(Part of a data file)
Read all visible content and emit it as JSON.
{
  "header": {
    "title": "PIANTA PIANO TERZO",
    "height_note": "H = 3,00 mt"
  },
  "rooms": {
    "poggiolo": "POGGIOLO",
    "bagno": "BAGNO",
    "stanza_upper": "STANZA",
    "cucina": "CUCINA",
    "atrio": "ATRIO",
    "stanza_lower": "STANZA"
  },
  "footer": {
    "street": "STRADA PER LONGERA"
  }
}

What you are asked to do: Copy every single line of the material above that holds "STANZA".

Exercise output:
    "stanza_upper": "STANZA",
    "stanza_lower": "STANZA"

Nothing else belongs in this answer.